**Problem to solve**
The records below must be transcribed exactly. Do not include the pictures.

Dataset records
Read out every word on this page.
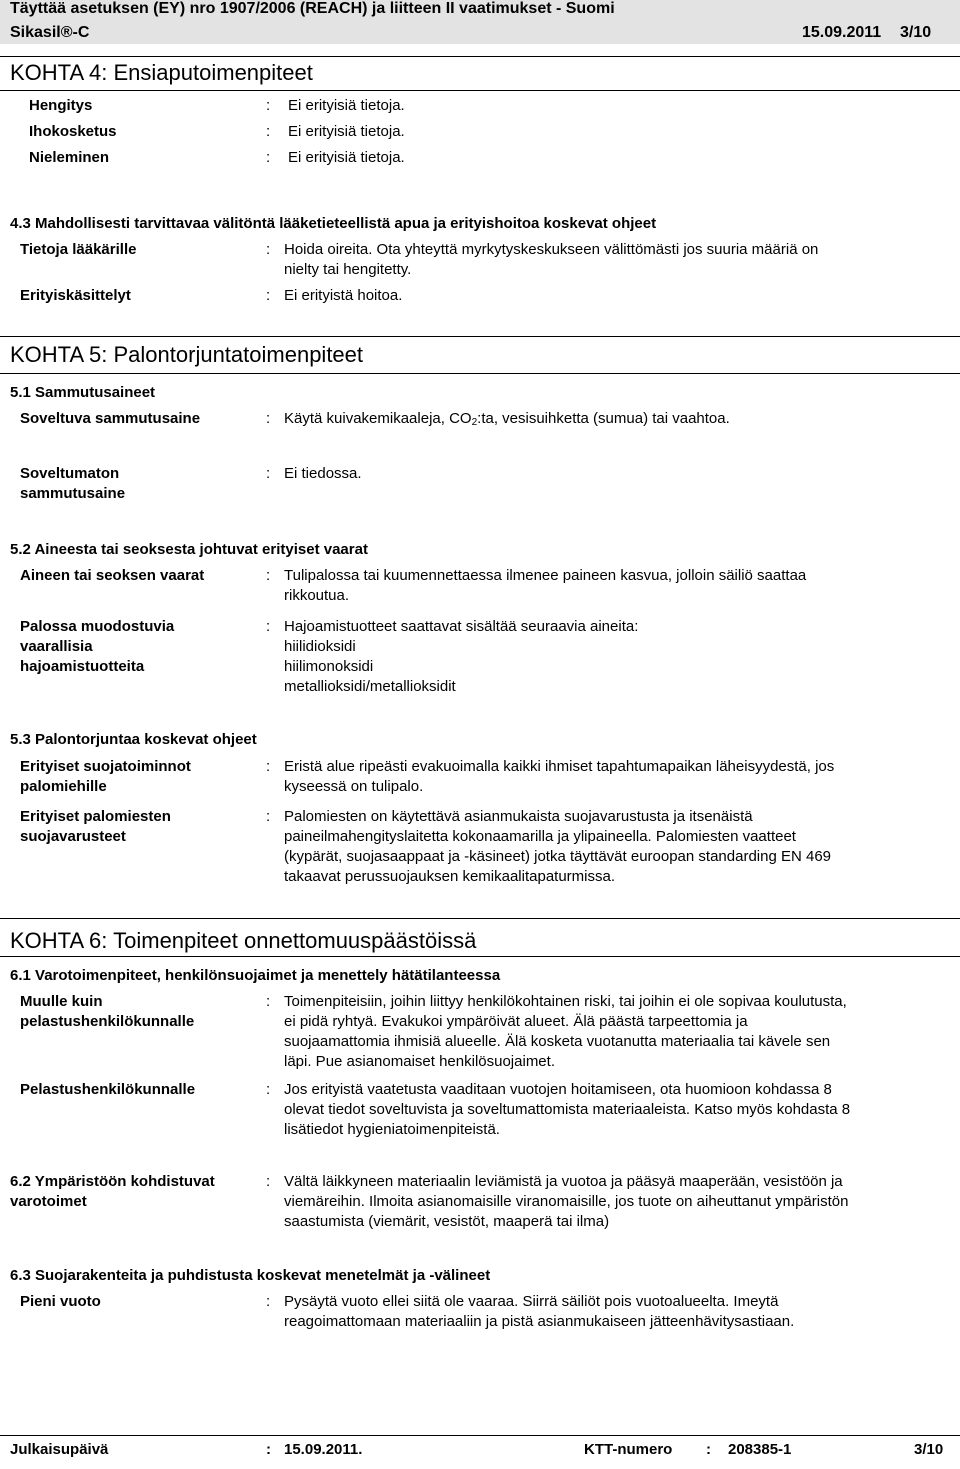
Täyttää asetuksen (EY) nro 1907/2006 (REACH) ja liitteen II vaatimukset - Suomi
Sikasil®-C	15.09.2011 3/10
KOHTA 4: Ensiaputoimenpiteet
Hengitys	: Ei erityisiä tietoja.
Ihokosketus	: Ei erityisiä tietoja.
Nieleminen	: Ei erityisiä tietoja.
4.3 Mahdollisesti tarvittavaa välitöntä lääketieteellistä apua ja erityishoitoa koskevat ohjeet
Tietoja lääkärille	: Hoida oireita. Ota yhteyttä myrkytyskeskukseen välittömästi jos suuria määriä on
nielty tai hengitetty.
Erityiskäsittelyt	: Ei erityistä hoitoa.
KOHTA 5: Palontorjuntatoimenpiteet
5.1 Sammutusaineet
Soveltuva sammutusaine	: Käytä kuivakemikaaleja, CO2:ta, vesisuihketta (sumua) tai vaahtoa.
Soveltumaton
sammutusaine
: Ei tiedossa.
5.2 Aineesta tai seoksesta johtuvat erityiset vaarat
Aineen tai seoksen vaarat	: Tulipalossa tai kuumennettaessa ilmenee paineen kasvua, jolloin säiliö saattaa
rikkoutua.
Palossa muodostuvia
vaarallisia
hajoamistuotteita
: Hajoamistuotteet saattavat sisältää seuraavia aineita:
hiilidioksidi
hiilimonoksidi
metallioksidi/metallioksidit
5.3 Palontorjuntaa koskevat ohjeet
Erityiset suojatoiminnot
palomiehille
: Eristä alue ripeästi evakuoimalla kaikki ihmiset tapahtumapaikan läheisyydestä, jos
kyseessä on tulipalo.
Erityiset palomiesten
suojavarusteet
: Palomiesten on käytettävä asianmukaista suojavarustusta ja itsenäistä
paineilmahengityslaitetta kokonaamarilla ja ylipaineella. Palomiesten vaatteet
(kypärät, suojasaappaat ja -käsineet) jotka täyttävät euroopan standarding EN 469
takaavat perussuojauksen kemikaalitapaturmissa.
KOHTA 6: Toimenpiteet onnettomuuspäästöissä
6.1 Varotoimenpiteet, henkilönsuojaimet ja menettely hätätilanteessa
Muulle kuin
pelastushenkilökunnalle
: Toimenpiteisiin, joihin liittyy henkilökohtainen riski, tai joihin ei ole sopivaa koulutusta,
ei pidä ryhtyä. Evakukoi ympäröivät alueet. Älä päästä tarpeettomia ja
suojaamattomia ihmisiä alueelle. Älä kosketa vuotanutta materiaalia tai kävele sen
läpi. Pue asianomaiset henkilösuojaimet.
Pelastushenkilökunnalle	: Jos erityistä vaatetusta vaaditaan vuotojen hoitamiseen, ota huomioon kohdassa 8
olevat tiedot soveltuvista ja soveltumattomista materiaaleista. Katso myös kohdasta 8
lisätiedot hygieniatoimenpiteistä.
6.2 Ympäristöön kohdistuvat
varotoimet
: Vältä läikkyneen materiaalin leviämistä ja vuotoa ja pääsyä maaperään, vesistöön ja
viemäreihin. Ilmoita asianomaisille viranomaisille, jos tuote on aiheuttanut ympäristön
saastumista (viemärit, vesistöt, maaperä tai ilma)
6.3 Suojarakenteita ja puhdistusta koskevat menetelmät ja -välineet
Pieni vuoto	: Pysäytä vuoto ellei siitä ole vaaraa. Siirrä säiliöt pois vuotoalueelta. Imeytä
reagoimattomaan materiaaliin ja pistä asianmukaiseen jätteenhävitysastiaan.
Julkaisupäivä	: 15.09.2011.	KTT-numero : 208385-1	3/10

**Solution for this task**
Read out every word on this page.
Täyttää asetuksen (EY) nro 1907/2006 (REACH) ja liitteen II vaatimukset - Suomi
Sikasil®-C	15.09.2011 3/10
KOHTA 4: Ensiaputoimenpiteet
Hengitys	: Ei erityisiä tietoja.
Ihokosketus	: Ei erityisiä tietoja.
Nieleminen	: Ei erityisiä tietoja.
4.3 Mahdollisesti tarvittavaa välitöntä lääketieteellistä apua ja erityishoitoa koskevat ohjeet
Tietoja lääkärille	: Hoida oireita. Ota yhteyttä myrkytyskeskukseen välittömästi jos suuria määriä on
nielty tai hengitetty.
Erityiskäsittelyt	: Ei erityistä hoitoa.
KOHTA 5: Palontorjuntatoimenpiteet
5.1 Sammutusaineet
Soveltuva sammutusaine	: Käytä kuivakemikaaleja, CO2:ta, vesisuihketta (sumua) tai vaahtoa.
Soveltumaton
sammutusaine
: Ei tiedossa.
5.2 Aineesta tai seoksesta johtuvat erityiset vaarat
Aineen tai seoksen vaarat	: Tulipalossa tai kuumennettaessa ilmenee paineen kasvua, jolloin säiliö saattaa
rikkoutua.
Palossa muodostuvia
vaarallisia
hajoamistuotteita
: Hajoamistuotteet saattavat sisältää seuraavia aineita:
hiilidioksidi
hiilimonoksidi
metallioksidi/metallioksidit
5.3 Palontorjuntaa koskevat ohjeet
Erityiset suojatoiminnot
palomiehille
: Eristä alue ripeästi evakuoimalla kaikki ihmiset tapahtumapaikan läheisyydestä, jos
kyseessä on tulipalo.
Erityiset palomiesten
suojavarusteet
: Palomiesten on käytettävä asianmukaista suojavarustusta ja itsenäistä
paineilmahengityslaitetta kokonaamarilla ja ylipaineella. Palomiesten vaatteet
(kypärät, suojasaappaat ja -käsineet) jotka täyttävät euroopan standarding EN 469
takaavat perussuojauksen kemikaalitapaturmissa.
KOHTA 6: Toimenpiteet onnettomuuspäästöissä
6.1 Varotoimenpiteet, henkilönsuojaimet ja menettely hätätilanteessa
Muulle kuin
pelastushenkilökunnalle
: Toimenpiteisiin, joihin liittyy henkilökohtainen riski, tai joihin ei ole sopivaa koulutusta,
ei pidä ryhtyä. Evakukoi ympäröivät alueet. Älä päästä tarpeettomia ja
suojaamattomia ihmisiä alueelle. Älä kosketa vuotanutta materiaalia tai kävele sen
läpi. Pue asianomaiset henkilösuojaimet.
Pelastushenkilökunnalle	: Jos erityistä vaatetusta vaaditaan vuotojen hoitamiseen, ota huomioon kohdassa 8
olevat tiedot soveltuvista ja soveltumattomista materiaaleista. Katso myös kohdasta 8
lisätiedot hygieniatoimenpiteistä.
6.2 Ympäristöön kohdistuvat
varotoimet
: Vältä läikkyneen materiaalin leviämistä ja vuotoa ja pääsyä maaperään, vesistöön ja
viemäreihin. Ilmoita asianomaisille viranomaisille, jos tuote on aiheuttanut ympäristön
saastumista (viemärit, vesistöt, maaperä tai ilma)
6.3 Suojarakenteita ja puhdistusta koskevat menetelmät ja -välineet
Pieni vuoto	: Pysäytä vuoto ellei siitä ole vaaraa. Siirrä säiliöt pois vuotoalueelta. Imeytä
reagoimattomaan materiaaliin ja pistä asianmukaiseen jätteenhävitysastiaan.
Julkaisupäivä	: 15.09.2011.	KTT-numero : 208385-1	3/10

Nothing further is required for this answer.